### Instruction
Look through the lines below and extract any with the word "更多资料添加微信号".

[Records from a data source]
_ _ _ _
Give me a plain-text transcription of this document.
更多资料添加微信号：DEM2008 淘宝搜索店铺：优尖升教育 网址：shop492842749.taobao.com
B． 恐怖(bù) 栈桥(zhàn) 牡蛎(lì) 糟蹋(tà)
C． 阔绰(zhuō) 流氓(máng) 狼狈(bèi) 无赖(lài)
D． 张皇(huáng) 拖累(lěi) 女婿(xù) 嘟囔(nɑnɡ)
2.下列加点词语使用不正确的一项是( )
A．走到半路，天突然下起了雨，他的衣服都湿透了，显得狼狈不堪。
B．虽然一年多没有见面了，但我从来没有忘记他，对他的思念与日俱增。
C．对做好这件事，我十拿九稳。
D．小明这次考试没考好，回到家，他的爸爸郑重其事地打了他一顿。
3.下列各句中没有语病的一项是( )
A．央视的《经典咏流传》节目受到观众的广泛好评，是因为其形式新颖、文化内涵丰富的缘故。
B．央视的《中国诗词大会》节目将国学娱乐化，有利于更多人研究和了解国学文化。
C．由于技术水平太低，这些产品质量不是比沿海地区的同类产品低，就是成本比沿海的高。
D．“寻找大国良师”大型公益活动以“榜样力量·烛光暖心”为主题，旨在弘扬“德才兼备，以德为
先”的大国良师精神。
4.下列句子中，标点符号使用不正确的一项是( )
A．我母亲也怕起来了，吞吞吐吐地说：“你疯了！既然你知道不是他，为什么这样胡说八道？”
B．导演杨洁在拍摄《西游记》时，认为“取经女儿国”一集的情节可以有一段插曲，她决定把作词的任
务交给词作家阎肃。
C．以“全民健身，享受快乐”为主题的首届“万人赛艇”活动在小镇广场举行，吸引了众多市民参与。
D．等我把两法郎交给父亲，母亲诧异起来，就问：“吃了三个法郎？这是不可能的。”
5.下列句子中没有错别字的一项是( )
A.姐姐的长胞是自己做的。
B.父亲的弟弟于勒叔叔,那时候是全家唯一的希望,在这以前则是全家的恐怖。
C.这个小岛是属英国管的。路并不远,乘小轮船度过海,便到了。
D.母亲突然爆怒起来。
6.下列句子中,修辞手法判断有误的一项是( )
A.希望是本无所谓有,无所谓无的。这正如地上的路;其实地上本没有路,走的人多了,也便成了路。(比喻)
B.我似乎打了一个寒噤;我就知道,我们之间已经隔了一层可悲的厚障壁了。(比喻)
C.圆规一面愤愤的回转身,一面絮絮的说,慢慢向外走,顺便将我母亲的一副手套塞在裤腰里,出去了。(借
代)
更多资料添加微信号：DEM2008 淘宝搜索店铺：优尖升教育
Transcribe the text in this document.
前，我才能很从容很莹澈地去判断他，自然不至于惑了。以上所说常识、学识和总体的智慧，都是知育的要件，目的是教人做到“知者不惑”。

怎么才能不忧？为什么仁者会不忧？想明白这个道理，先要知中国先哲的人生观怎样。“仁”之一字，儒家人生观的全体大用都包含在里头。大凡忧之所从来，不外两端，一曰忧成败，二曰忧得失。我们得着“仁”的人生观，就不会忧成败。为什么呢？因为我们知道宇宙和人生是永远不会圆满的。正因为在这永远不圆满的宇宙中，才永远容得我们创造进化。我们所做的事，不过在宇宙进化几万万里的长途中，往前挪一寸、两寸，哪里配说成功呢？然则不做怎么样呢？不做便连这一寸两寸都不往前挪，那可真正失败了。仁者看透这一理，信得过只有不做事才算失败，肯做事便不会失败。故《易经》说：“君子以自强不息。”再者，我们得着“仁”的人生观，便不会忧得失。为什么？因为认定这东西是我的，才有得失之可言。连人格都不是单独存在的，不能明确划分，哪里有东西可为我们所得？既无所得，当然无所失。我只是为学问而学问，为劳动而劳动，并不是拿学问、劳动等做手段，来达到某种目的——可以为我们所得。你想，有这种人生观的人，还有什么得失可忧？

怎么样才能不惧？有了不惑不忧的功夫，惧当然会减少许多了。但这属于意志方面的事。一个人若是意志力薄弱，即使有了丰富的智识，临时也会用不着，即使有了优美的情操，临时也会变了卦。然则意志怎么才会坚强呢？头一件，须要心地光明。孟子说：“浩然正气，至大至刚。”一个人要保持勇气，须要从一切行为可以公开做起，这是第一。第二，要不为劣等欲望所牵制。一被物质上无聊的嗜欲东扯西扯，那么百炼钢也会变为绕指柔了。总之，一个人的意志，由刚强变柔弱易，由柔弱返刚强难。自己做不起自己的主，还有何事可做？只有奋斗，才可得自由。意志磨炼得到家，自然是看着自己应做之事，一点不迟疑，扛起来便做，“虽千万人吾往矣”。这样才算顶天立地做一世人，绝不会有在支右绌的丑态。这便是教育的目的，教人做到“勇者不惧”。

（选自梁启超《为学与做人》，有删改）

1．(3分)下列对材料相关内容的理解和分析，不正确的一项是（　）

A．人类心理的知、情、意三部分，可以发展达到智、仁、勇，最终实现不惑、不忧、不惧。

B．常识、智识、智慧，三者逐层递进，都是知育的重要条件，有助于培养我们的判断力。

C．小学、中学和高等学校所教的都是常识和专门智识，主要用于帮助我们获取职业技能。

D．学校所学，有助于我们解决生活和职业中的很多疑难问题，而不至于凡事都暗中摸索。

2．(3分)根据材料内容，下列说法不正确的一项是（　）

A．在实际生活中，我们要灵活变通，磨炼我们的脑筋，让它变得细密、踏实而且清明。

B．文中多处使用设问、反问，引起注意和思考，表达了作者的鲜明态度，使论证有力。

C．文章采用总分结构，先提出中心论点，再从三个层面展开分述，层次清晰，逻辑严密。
_ _ _ _
### Solution
更多资料添加微信号：DEM2008 淘宝搜索店铺：优尖升教育 网址：shop492842749.taobao.com
更多资料添加微信号：DEM2008 淘宝搜索店铺：优尖升教育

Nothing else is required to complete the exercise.